Copy out every line that contains the word "network".

Start Materials provided

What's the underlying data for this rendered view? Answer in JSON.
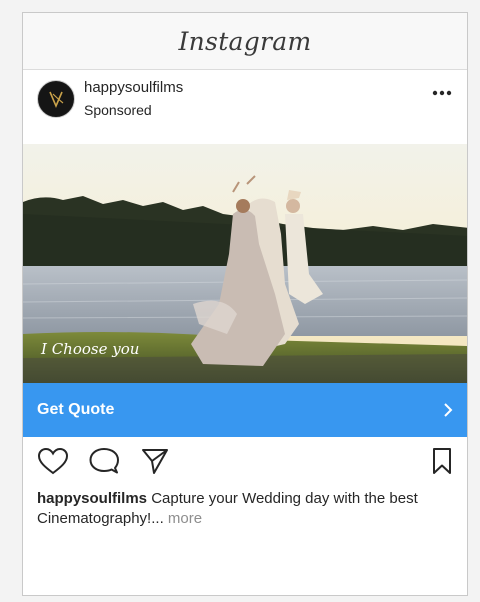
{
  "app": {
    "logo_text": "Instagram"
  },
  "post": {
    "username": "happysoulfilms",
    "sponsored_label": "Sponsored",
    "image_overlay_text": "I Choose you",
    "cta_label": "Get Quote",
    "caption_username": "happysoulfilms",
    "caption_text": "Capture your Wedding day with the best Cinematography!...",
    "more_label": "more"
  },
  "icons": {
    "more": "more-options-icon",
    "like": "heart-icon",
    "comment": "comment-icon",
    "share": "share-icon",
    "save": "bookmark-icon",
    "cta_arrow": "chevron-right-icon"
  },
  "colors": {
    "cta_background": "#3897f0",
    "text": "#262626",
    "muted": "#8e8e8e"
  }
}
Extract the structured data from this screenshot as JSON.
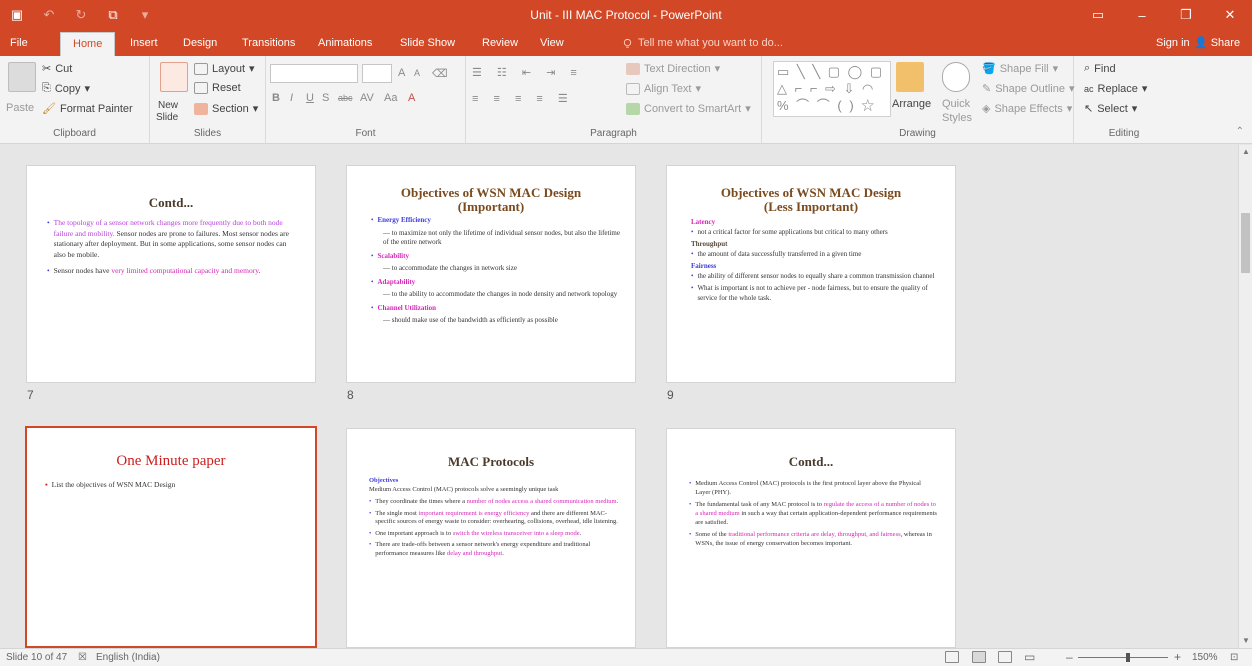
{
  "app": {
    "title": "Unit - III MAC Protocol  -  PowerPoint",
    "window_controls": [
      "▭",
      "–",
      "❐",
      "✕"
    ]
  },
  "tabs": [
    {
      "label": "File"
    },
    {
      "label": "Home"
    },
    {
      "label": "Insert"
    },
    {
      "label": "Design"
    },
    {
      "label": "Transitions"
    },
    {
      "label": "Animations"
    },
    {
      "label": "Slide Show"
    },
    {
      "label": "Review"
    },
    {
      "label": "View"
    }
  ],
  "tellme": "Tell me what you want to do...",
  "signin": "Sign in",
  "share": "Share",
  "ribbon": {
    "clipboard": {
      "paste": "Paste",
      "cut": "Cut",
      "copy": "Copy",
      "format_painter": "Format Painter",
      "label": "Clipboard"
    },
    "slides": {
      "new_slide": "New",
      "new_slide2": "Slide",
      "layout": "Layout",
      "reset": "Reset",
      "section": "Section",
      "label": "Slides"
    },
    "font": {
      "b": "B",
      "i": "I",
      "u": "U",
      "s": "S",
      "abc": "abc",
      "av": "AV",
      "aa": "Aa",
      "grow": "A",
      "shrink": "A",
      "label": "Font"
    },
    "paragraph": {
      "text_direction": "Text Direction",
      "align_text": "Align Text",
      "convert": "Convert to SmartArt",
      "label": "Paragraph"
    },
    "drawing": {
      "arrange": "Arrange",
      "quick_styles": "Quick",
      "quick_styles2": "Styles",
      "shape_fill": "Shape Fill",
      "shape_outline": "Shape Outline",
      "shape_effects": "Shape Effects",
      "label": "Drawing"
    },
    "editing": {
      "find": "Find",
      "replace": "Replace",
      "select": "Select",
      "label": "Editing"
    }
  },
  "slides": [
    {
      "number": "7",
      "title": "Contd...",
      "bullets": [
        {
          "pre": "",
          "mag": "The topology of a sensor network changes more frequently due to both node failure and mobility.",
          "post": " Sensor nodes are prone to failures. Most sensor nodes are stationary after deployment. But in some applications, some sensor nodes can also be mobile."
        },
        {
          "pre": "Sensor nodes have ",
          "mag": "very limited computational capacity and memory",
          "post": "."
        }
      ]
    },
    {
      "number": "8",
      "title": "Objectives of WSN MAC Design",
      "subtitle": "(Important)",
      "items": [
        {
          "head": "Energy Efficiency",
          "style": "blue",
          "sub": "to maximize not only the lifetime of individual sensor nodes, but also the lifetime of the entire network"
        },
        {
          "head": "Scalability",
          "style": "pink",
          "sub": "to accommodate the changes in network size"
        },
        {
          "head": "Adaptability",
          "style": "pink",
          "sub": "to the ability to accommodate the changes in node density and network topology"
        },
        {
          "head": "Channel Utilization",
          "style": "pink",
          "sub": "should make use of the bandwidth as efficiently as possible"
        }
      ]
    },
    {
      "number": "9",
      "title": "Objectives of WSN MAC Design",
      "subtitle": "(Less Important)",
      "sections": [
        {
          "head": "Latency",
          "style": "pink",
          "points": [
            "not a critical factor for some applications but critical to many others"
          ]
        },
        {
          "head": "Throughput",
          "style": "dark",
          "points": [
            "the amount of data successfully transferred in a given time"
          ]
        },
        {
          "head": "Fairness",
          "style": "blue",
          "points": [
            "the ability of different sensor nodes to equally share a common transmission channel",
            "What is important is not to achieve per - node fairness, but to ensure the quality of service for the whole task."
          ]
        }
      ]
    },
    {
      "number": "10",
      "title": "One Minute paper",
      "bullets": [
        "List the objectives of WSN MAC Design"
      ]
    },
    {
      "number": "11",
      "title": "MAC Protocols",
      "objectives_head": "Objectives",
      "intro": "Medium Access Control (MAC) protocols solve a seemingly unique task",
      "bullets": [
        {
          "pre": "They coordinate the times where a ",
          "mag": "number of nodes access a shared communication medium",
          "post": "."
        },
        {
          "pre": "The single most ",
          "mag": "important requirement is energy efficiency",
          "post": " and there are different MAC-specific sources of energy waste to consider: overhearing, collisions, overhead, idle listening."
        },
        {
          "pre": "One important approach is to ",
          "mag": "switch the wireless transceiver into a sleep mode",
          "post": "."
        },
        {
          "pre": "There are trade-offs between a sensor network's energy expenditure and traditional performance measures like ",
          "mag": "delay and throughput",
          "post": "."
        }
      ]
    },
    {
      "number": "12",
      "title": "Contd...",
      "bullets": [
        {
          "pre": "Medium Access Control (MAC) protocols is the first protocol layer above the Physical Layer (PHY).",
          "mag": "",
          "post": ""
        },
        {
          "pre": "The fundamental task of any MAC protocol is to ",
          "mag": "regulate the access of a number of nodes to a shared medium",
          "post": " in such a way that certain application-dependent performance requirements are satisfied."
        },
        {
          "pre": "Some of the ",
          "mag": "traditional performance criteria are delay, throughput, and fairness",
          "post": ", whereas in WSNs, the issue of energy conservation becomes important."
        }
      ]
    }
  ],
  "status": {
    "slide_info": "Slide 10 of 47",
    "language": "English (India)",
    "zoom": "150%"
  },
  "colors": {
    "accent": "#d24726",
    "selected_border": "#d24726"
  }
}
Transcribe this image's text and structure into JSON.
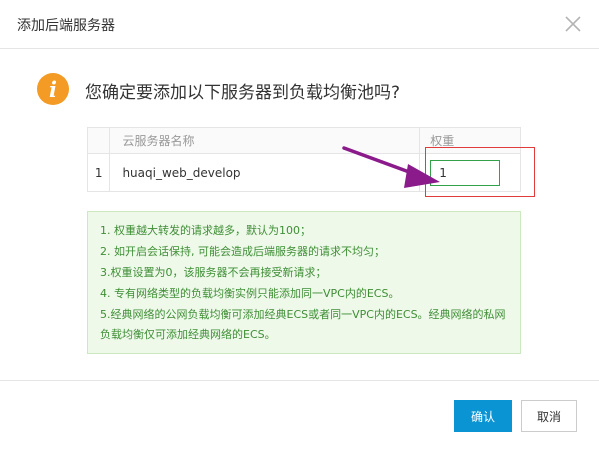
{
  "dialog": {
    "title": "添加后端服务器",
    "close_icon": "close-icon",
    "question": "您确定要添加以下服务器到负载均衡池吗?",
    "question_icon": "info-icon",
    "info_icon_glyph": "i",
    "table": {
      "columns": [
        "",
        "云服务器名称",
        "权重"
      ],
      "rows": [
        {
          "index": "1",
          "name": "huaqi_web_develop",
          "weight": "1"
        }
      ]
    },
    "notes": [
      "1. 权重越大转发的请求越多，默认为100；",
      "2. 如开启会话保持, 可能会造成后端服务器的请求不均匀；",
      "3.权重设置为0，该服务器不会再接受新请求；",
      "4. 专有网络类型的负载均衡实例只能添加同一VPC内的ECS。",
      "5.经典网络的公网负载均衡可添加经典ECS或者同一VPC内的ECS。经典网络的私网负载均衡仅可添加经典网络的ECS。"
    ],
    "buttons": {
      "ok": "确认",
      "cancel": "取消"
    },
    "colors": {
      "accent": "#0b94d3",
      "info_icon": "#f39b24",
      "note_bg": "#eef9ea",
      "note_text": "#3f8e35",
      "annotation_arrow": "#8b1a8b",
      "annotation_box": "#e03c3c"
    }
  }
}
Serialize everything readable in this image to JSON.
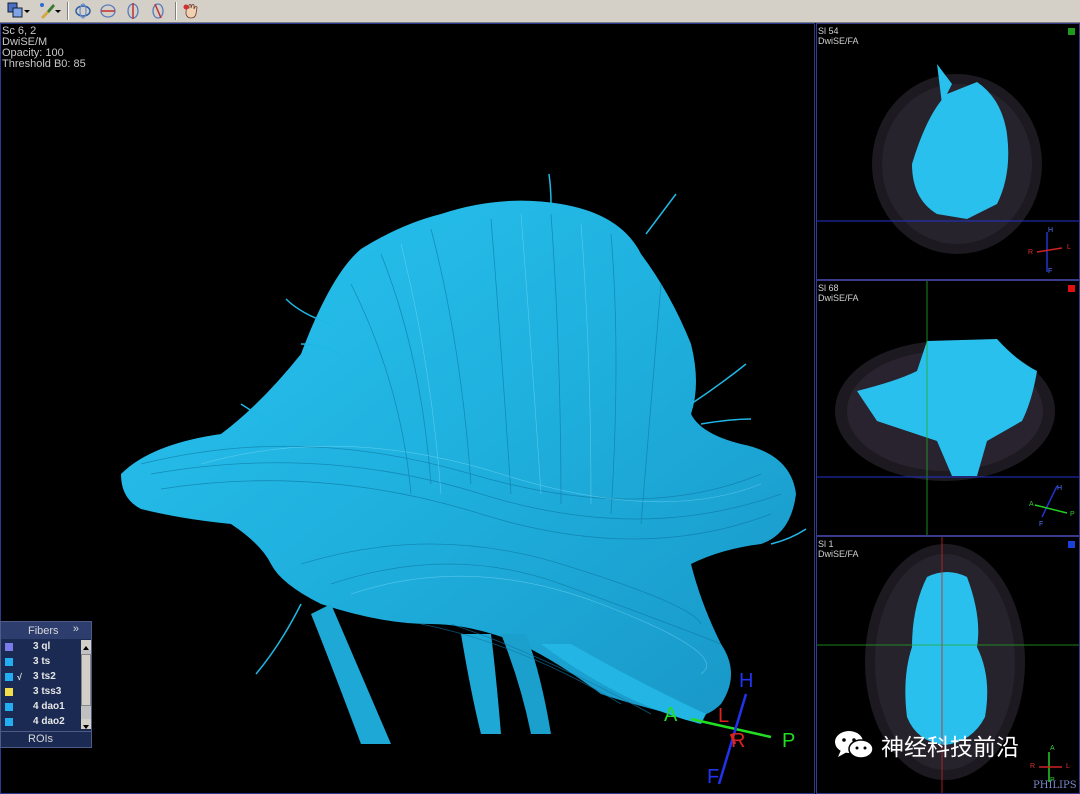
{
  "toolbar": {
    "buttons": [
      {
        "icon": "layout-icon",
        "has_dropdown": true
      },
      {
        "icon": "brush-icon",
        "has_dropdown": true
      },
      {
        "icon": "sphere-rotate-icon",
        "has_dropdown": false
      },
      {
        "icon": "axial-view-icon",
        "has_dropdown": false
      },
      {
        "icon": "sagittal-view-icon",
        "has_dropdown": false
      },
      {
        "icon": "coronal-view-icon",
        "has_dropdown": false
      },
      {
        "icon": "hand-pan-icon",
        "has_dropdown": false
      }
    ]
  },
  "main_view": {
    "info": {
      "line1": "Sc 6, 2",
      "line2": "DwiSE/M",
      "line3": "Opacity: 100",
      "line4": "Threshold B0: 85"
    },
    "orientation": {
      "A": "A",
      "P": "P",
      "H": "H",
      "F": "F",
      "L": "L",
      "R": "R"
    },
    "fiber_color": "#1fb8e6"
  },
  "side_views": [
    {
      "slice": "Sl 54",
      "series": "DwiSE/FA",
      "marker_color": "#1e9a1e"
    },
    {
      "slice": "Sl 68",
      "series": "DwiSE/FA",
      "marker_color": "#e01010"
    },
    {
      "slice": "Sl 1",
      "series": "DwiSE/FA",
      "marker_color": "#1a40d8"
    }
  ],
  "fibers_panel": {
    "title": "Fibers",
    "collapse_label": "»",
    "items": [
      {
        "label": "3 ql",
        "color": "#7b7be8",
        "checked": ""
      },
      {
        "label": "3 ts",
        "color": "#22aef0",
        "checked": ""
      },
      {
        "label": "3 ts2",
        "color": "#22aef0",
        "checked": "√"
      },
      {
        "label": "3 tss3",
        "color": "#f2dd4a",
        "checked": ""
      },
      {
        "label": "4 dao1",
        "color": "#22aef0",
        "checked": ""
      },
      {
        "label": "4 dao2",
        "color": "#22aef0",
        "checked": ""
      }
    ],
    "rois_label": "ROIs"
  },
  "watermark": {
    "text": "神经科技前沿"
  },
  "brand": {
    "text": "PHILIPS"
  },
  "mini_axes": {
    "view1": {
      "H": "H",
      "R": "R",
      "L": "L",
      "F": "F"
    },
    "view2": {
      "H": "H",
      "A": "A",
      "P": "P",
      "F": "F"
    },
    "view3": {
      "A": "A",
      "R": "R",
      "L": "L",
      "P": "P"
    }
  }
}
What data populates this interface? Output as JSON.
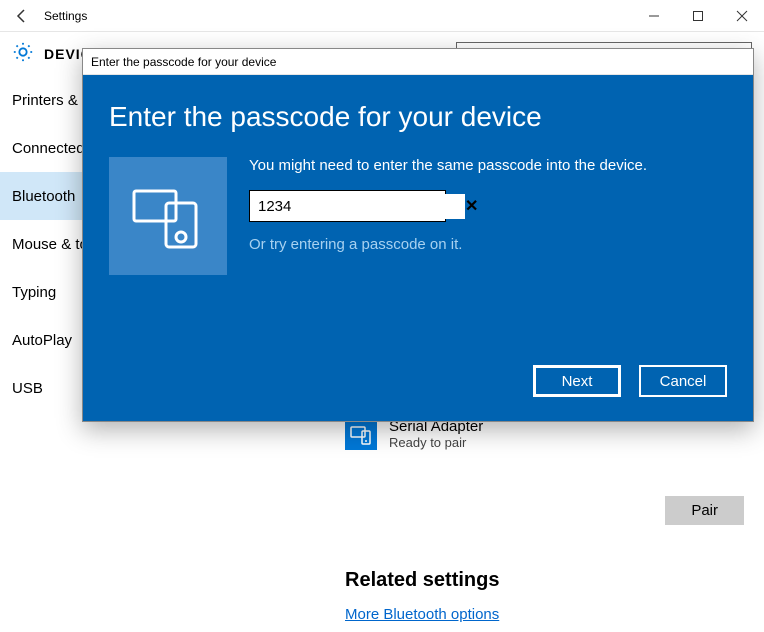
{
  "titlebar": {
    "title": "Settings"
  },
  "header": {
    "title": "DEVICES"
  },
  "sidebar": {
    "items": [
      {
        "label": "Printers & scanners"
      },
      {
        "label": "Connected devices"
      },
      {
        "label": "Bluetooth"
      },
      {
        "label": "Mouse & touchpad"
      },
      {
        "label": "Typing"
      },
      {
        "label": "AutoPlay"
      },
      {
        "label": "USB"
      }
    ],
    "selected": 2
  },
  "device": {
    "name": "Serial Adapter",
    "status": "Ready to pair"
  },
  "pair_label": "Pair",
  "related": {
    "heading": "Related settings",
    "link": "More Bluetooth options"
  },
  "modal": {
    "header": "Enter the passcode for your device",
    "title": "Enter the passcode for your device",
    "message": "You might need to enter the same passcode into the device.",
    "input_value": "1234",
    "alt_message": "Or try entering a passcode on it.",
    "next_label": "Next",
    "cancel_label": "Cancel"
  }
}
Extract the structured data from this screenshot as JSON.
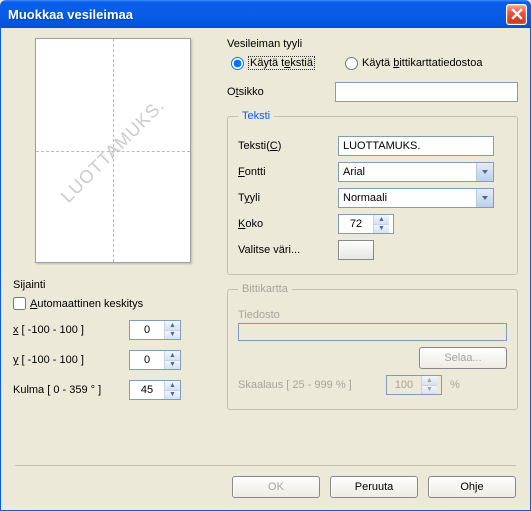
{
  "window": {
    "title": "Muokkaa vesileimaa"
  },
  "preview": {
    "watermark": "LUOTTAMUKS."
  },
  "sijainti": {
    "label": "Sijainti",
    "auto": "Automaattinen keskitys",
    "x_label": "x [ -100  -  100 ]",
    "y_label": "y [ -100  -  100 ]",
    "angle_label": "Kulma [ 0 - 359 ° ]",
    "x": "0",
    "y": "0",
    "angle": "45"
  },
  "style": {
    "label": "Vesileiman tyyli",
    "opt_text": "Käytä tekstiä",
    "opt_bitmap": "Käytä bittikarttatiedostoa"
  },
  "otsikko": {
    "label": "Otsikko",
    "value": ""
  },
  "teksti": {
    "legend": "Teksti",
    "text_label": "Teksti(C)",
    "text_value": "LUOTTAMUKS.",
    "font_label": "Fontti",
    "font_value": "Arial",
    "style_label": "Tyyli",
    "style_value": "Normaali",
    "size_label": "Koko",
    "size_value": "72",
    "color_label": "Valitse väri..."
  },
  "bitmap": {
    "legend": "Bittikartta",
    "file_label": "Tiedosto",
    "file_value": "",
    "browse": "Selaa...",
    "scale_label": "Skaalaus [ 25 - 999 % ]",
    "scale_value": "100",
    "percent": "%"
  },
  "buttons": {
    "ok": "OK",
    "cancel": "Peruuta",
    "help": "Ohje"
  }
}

End Materials provided

Result of this exercise:
          "mag": "The topology of a sensor network changes more frequently due to both node failure and mobility.",
          "sub": "to maximize not only the lifetime of individual sensor nodes, but also the lifetime of the entire network"
          "sub": "to accommodate the changes in network size"
          "sub": "to the ability to accommodate the changes in node density and network topology"
          "pre": "There are trade-offs between a sensor network's energy expenditure and traditional performance measures like ",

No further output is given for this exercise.